Problem details :: Identify every line in the records below that contains the word "this", and reproduce each one.
___ Given entries ___
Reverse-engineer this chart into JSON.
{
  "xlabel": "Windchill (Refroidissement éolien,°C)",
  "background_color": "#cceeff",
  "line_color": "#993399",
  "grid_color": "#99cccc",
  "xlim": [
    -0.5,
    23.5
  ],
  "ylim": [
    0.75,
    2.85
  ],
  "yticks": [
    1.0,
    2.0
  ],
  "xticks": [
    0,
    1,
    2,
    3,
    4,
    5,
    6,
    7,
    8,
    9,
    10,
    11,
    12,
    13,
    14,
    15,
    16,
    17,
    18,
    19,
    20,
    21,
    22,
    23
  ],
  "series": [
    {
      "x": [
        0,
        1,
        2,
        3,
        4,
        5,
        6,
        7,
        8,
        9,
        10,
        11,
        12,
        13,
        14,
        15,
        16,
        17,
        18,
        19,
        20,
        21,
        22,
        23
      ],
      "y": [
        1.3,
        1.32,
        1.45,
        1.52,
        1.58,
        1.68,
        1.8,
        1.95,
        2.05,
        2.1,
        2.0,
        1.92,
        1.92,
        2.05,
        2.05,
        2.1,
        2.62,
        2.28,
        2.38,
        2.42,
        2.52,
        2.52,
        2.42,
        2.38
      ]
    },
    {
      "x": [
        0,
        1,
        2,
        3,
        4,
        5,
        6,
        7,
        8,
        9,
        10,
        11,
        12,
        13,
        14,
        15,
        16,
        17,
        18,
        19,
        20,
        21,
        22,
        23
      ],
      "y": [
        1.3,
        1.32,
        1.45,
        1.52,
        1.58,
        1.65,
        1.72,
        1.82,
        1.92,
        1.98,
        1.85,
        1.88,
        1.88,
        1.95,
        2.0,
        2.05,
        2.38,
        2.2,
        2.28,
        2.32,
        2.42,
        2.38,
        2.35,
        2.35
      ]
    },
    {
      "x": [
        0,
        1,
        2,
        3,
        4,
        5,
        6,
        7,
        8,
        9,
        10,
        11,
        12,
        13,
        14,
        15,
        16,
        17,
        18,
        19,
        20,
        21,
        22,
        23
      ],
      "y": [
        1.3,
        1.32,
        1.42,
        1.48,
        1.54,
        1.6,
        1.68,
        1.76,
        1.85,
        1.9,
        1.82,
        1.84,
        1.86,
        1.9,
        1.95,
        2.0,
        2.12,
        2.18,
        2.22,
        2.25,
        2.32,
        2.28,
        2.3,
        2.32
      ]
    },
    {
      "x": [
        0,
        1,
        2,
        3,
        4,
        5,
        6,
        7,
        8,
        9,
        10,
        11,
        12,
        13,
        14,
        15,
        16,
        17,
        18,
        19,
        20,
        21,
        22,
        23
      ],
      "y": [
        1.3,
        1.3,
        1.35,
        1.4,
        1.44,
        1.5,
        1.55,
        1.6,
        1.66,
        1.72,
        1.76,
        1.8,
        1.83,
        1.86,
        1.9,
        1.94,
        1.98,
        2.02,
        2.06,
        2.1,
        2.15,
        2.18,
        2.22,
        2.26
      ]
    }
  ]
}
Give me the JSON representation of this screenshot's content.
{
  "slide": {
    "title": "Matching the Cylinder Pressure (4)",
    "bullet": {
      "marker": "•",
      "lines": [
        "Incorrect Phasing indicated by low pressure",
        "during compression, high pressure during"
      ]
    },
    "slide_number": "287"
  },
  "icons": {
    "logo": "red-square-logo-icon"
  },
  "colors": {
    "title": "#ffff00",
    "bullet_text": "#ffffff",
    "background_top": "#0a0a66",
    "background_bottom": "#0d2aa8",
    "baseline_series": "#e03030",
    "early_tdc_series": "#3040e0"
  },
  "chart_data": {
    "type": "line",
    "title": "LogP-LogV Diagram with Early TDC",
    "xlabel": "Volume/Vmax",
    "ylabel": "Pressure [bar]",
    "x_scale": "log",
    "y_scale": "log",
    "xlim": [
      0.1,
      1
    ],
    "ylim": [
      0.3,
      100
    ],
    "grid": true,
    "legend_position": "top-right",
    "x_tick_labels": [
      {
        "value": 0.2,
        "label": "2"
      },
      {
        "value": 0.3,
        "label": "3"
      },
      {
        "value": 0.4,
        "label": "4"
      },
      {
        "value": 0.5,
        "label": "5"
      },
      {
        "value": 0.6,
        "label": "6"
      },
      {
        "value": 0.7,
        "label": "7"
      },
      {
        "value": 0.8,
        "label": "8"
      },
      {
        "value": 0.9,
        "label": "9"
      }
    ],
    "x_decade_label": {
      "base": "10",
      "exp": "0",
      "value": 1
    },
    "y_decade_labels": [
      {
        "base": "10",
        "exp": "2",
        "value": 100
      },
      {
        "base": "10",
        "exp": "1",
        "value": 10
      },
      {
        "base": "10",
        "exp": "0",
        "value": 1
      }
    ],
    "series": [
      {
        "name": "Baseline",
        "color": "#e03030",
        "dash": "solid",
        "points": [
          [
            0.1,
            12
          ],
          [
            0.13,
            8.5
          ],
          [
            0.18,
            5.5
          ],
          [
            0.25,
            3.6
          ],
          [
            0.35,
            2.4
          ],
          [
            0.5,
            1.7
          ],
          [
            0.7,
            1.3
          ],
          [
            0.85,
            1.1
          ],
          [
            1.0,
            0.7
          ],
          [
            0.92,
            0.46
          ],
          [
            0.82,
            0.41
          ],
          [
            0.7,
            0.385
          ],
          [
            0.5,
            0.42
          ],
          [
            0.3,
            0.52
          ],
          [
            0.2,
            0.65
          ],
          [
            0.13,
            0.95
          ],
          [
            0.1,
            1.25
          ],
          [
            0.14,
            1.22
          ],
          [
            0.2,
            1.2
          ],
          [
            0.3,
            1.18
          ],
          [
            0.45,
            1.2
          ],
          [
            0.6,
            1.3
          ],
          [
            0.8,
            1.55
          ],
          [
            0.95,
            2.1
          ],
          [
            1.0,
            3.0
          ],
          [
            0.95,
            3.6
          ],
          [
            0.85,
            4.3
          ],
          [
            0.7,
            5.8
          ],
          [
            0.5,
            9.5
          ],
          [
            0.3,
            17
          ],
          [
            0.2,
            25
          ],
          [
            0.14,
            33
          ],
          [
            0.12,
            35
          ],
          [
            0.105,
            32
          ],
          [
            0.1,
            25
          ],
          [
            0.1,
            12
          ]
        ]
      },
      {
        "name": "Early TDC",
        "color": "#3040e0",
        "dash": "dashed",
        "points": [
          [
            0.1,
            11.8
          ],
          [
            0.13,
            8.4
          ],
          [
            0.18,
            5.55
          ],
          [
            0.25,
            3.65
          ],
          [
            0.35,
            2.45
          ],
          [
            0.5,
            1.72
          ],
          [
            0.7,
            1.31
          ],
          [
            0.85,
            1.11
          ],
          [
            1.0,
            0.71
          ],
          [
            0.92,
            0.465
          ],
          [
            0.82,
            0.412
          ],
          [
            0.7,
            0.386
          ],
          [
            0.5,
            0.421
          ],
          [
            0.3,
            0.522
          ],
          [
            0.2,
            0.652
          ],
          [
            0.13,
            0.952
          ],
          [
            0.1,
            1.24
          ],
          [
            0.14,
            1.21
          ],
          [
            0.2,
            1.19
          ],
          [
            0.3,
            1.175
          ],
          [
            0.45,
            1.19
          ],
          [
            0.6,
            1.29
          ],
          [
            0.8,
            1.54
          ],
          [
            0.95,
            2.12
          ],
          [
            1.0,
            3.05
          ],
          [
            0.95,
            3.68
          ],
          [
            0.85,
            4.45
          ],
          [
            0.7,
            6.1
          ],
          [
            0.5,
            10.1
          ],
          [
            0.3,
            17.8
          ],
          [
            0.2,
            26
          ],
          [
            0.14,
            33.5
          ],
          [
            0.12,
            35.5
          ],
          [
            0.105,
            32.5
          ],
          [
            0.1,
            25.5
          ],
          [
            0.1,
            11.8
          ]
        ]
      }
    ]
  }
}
___
The output ::
Reverse-engineer this chart into JSON.
Give me the JSON representation of this screenshot's content.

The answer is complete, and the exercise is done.